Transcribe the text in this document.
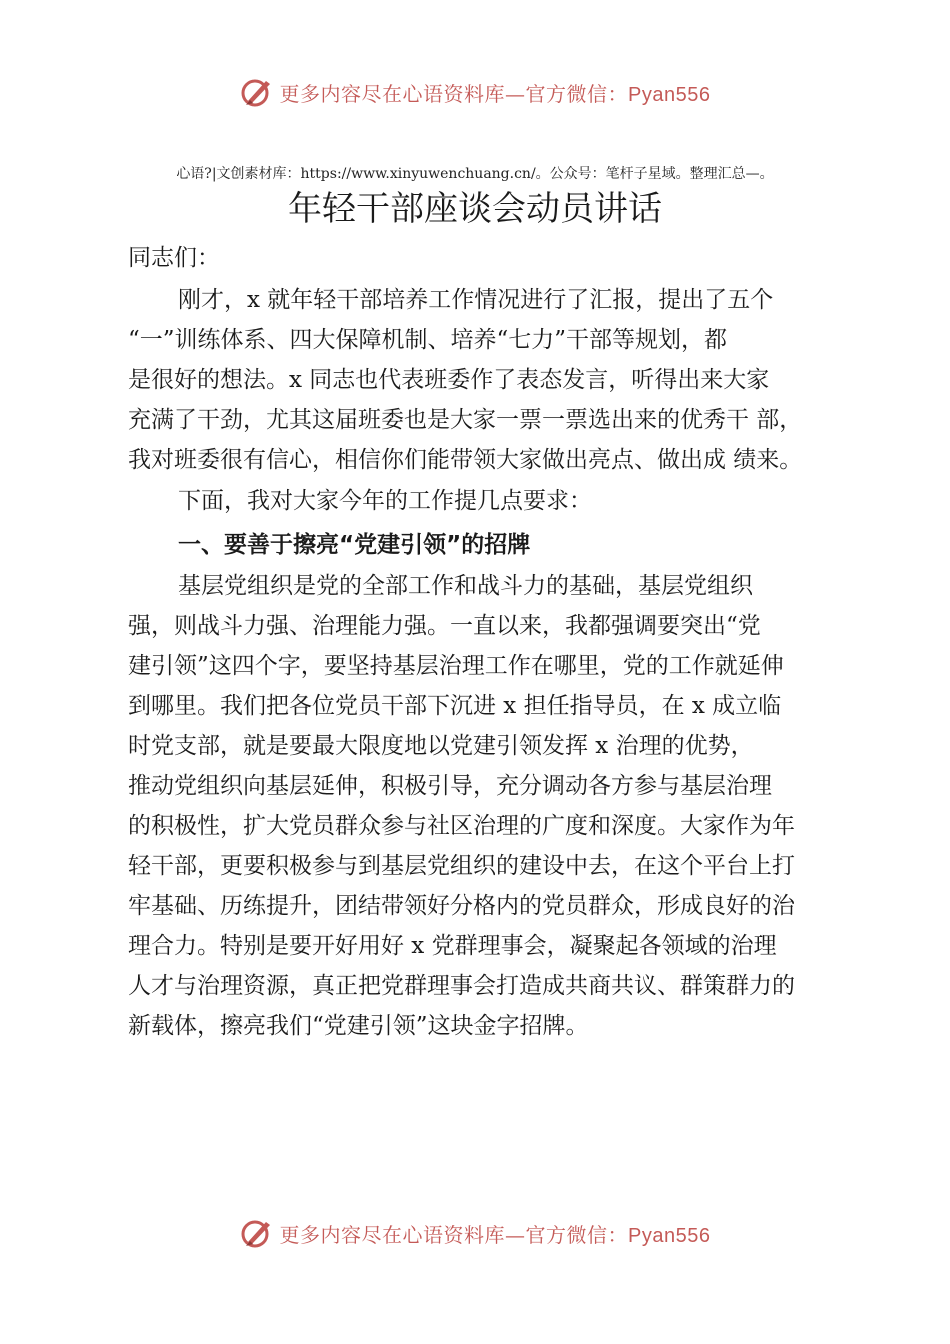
更多内容尽在心语资料库—官方微信：Pyan556
心语?|文创素材库：https://www.xinyuwenchuang.cn/。公众号：笔杆子星域。整理汇总—。
年轻干部座谈会动员讲话
同志们：
刚才，x 就年轻干部培养工作情况进行了汇报，提出了五个
“一”训练体系、四大保障机制、培养“七力”干部等规划，都
是很好的想法。x 同志也代表班委作了表态发言，听得出来大家
充满了干劲，尤其这届班委也是大家一票一票选出来的优秀干 部，
我对班委很有信心，相信你们能带领大家做出亮点、做出成 绩来。
下面，我对大家今年的工作提几点要求：
一、要善于擦亮“党建引领”的招牌
基层党组织是党的全部工作和战斗力的基础，基层党组织
强，则战斗力强、治理能力强。一直以来，我都强调要突出“党
建引领”这四个字，要坚持基层治理工作在哪里，党的工作就延伸
到哪里。我们把各位党员干部下沉进 x 担任指导员，在 x 成立临
时党支部，就是要最大限度地以党建引领发挥 x 治理的优势，
推动党组织向基层延伸，积极引导，充分调动各方参与基层治理
的积极性，扩大党员群众参与社区治理的广度和深度。大家作为年
轻干部，更要积极参与到基层党组织的建设中去，在这个平台上打
牢基础、历练提升，团结带领好分格内的党员群众，形成良好的治
理合力。特别是要开好用好 x 党群理事会，凝聚起各领域的治理
人才与治理资源，真正把党群理事会打造成共商共议、群策群力的
新载体，擦亮我们“党建引领”这块金字招牌。
更多内容尽在心语资料库—官方微信：Pyan556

========================

**Set task**
Copy the material shown above in full and exactly. Skip the pictures.

**Answer for this exercise**
Transcribe the text in this document.
更多内容尽在心语资料库—官方微信：Pyan556
心语?|文创素材库：https://www.xinyuwenchuang.cn/。公众号：笔杆子星域。整理汇总—。
年轻干部座谈会动员讲话
同志们：
刚才，x 就年轻干部培养工作情况进行了汇报，提出了五个
“一”训练体系、四大保障机制、培养“七力”干部等规划，都
是很好的想法。x 同志也代表班委作了表态发言，听得出来大家
充满了干劲，尤其这届班委也是大家一票一票选出来的优秀干 部，
我对班委很有信心，相信你们能带领大家做出亮点、做出成 绩来。
下面，我对大家今年的工作提几点要求：
一、要善于擦亮“党建引领”的招牌
基层党组织是党的全部工作和战斗力的基础，基层党组织
强，则战斗力强、治理能力强。一直以来，我都强调要突出“党
建引领”这四个字，要坚持基层治理工作在哪里，党的工作就延伸
到哪里。我们把各位党员干部下沉进 x 担任指导员，在 x 成立临
时党支部，就是要最大限度地以党建引领发挥 x 治理的优势，
推动党组织向基层延伸，积极引导，充分调动各方参与基层治理
的积极性，扩大党员群众参与社区治理的广度和深度。大家作为年
轻干部，更要积极参与到基层党组织的建设中去，在这个平台上打
牢基础、历练提升，团结带领好分格内的党员群众，形成良好的治
理合力。特别是要开好用好 x 党群理事会，凝聚起各领域的治理
人才与治理资源，真正把党群理事会打造成共商共议、群策群力的
新载体，擦亮我们“党建引领”这块金字招牌。
更多内容尽在心语资料库—官方微信：Pyan556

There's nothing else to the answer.